> EXERCISE TASK: Tell me how many lines hold "case", please, using only the number.
* * * * * * *
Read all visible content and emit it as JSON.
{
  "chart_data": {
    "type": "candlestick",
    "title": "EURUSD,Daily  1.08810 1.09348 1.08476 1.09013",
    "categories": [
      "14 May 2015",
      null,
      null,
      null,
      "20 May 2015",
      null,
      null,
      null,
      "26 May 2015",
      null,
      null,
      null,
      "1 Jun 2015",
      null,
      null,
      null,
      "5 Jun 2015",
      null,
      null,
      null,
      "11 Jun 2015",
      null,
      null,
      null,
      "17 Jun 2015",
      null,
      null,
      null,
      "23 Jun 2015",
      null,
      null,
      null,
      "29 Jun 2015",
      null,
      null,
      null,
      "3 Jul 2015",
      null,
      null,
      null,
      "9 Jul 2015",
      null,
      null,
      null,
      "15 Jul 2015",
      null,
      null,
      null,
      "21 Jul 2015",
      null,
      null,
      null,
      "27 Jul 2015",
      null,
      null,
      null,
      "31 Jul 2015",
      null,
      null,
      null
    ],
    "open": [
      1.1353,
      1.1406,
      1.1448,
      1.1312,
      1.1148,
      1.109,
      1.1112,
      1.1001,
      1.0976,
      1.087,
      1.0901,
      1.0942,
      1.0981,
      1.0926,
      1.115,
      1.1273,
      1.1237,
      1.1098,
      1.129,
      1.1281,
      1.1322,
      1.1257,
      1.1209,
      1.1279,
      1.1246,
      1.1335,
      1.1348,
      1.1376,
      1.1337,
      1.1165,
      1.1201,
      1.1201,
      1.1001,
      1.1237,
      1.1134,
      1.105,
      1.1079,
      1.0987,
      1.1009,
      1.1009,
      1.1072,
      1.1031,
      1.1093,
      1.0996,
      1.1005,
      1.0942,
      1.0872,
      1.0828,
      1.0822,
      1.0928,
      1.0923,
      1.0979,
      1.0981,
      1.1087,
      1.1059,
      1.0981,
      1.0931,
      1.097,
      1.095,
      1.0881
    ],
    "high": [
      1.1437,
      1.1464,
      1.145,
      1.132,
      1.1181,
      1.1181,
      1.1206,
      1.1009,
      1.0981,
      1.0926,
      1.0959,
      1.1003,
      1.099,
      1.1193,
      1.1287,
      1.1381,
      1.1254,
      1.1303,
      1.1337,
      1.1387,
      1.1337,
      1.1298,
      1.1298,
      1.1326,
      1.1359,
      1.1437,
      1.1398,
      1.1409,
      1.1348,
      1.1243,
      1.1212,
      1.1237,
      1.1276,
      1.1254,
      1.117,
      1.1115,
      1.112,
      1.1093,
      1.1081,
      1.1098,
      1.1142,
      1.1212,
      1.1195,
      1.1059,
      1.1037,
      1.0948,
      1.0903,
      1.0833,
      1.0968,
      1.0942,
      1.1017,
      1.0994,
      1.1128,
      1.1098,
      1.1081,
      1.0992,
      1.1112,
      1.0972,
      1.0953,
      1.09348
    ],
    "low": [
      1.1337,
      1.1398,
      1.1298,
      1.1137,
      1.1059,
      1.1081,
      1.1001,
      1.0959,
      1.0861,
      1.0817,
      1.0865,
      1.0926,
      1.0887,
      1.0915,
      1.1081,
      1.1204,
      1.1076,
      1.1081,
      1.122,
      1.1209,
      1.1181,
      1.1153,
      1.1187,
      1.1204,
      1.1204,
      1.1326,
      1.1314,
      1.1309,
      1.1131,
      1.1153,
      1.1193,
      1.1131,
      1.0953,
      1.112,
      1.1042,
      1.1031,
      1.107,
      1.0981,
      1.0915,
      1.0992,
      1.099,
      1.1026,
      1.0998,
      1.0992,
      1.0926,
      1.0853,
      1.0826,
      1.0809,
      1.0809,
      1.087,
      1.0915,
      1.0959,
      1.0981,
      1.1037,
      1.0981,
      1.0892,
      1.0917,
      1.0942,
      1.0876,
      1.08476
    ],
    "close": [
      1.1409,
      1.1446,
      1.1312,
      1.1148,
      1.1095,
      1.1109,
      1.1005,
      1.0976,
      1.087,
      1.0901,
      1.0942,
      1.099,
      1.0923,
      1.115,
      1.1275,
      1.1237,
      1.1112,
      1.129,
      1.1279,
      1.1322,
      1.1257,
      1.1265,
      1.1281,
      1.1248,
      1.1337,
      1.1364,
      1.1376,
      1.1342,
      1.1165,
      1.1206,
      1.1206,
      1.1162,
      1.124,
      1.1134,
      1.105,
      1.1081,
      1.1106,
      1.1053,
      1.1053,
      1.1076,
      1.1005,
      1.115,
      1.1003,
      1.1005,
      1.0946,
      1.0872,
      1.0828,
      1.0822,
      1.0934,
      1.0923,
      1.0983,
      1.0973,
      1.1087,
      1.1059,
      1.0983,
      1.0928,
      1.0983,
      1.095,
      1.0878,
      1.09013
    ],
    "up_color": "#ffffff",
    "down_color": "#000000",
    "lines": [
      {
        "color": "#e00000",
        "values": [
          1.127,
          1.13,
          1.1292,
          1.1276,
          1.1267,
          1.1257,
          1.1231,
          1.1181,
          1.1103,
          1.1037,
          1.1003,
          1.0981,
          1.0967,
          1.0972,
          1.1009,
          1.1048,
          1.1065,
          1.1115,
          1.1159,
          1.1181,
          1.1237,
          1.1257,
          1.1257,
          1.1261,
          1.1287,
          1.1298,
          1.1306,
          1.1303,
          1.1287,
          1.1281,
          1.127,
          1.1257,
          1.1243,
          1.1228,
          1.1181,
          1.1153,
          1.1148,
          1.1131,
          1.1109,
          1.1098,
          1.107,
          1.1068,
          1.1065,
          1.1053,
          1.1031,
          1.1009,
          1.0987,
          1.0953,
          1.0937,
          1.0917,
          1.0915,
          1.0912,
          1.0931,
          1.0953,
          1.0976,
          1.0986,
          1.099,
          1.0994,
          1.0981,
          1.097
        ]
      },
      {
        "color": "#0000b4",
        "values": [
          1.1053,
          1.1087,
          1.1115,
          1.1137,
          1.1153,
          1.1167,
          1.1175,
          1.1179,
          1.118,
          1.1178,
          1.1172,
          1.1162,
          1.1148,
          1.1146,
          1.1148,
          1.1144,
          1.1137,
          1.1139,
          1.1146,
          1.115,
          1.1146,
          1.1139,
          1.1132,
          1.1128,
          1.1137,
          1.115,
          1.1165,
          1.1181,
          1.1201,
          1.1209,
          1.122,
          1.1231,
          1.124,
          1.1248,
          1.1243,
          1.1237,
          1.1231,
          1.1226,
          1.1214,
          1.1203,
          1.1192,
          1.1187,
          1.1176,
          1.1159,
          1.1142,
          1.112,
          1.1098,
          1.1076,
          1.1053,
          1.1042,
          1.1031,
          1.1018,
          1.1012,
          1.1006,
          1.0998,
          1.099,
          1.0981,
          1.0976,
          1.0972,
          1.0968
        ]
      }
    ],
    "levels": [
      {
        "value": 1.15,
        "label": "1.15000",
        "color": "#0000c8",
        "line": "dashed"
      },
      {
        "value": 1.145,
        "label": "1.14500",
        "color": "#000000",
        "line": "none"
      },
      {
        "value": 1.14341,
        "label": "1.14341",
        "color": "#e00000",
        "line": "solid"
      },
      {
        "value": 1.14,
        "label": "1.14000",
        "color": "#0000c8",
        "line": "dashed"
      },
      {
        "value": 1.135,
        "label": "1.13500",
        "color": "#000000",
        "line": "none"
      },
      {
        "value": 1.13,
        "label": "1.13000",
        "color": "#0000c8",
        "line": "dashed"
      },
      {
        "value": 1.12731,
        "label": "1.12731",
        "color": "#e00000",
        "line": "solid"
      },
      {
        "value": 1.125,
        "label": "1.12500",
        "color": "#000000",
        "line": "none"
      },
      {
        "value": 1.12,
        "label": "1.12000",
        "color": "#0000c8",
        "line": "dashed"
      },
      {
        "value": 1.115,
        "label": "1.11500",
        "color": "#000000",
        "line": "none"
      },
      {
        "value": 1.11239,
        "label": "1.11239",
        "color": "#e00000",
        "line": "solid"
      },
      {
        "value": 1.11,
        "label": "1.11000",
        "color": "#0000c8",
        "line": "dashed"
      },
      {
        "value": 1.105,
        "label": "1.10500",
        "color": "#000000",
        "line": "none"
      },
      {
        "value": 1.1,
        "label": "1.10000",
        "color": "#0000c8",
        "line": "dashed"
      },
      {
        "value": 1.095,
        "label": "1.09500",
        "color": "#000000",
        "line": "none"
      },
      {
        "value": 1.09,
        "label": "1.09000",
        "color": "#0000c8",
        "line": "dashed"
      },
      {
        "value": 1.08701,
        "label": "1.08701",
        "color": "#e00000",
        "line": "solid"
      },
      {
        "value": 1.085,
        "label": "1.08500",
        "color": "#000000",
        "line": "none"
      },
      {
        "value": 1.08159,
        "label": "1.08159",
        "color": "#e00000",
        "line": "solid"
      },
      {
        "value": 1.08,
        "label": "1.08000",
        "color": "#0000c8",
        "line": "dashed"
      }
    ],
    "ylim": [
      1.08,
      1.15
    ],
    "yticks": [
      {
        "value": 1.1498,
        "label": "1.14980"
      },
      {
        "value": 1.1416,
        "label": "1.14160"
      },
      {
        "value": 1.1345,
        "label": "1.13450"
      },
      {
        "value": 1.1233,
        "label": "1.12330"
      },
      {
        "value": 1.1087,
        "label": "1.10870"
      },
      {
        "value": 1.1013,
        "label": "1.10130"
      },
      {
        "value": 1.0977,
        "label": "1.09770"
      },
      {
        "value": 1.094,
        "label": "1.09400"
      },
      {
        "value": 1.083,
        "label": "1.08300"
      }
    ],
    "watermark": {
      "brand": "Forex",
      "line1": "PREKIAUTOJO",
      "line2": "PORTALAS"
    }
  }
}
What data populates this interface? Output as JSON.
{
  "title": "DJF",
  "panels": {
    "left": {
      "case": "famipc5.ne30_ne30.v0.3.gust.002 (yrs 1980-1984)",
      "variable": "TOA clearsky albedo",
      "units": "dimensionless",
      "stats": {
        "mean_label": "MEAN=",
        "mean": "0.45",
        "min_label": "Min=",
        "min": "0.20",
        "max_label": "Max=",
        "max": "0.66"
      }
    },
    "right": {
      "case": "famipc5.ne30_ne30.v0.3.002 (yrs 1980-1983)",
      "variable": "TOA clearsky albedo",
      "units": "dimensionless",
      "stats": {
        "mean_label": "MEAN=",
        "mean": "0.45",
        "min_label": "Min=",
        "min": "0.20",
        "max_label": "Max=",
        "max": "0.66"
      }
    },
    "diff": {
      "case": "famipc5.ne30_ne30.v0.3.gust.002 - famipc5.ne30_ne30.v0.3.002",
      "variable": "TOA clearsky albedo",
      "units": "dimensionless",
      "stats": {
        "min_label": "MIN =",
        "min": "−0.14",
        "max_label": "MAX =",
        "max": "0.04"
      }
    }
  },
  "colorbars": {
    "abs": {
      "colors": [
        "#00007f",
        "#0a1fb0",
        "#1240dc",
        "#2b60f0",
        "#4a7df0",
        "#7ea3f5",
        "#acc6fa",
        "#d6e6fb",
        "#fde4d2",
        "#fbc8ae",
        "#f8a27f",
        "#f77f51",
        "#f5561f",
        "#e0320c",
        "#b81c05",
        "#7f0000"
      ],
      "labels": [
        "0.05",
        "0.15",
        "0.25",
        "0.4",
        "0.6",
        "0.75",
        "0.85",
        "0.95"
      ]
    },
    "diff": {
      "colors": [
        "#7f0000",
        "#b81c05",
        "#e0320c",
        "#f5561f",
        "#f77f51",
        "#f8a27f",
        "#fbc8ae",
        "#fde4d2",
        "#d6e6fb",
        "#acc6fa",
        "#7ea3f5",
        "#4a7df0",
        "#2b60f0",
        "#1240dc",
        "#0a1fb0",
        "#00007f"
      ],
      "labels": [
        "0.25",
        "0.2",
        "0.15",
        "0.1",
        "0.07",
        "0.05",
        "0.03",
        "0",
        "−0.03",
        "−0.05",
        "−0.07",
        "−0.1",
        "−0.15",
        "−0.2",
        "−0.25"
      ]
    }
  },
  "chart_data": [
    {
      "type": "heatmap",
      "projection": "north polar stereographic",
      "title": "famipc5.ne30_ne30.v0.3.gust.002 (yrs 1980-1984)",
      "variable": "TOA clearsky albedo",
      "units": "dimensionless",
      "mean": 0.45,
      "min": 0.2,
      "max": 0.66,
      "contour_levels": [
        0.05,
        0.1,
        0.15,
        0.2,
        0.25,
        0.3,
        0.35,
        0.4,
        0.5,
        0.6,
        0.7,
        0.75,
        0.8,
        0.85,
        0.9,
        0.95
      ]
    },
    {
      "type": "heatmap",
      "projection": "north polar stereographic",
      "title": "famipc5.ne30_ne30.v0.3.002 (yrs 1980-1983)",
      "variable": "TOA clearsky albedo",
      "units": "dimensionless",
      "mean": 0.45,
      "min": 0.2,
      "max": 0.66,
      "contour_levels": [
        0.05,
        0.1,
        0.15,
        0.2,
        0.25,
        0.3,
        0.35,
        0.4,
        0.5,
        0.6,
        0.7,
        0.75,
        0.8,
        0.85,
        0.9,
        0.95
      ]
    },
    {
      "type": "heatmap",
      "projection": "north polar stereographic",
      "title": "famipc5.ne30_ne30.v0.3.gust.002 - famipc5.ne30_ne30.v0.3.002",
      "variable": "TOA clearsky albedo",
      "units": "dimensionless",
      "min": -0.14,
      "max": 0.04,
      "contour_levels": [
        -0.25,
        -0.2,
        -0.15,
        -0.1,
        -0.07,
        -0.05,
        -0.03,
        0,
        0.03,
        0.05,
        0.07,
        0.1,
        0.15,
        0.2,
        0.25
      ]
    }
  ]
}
* * * * * * *
> RESULT OF THIS EXERCISE: 3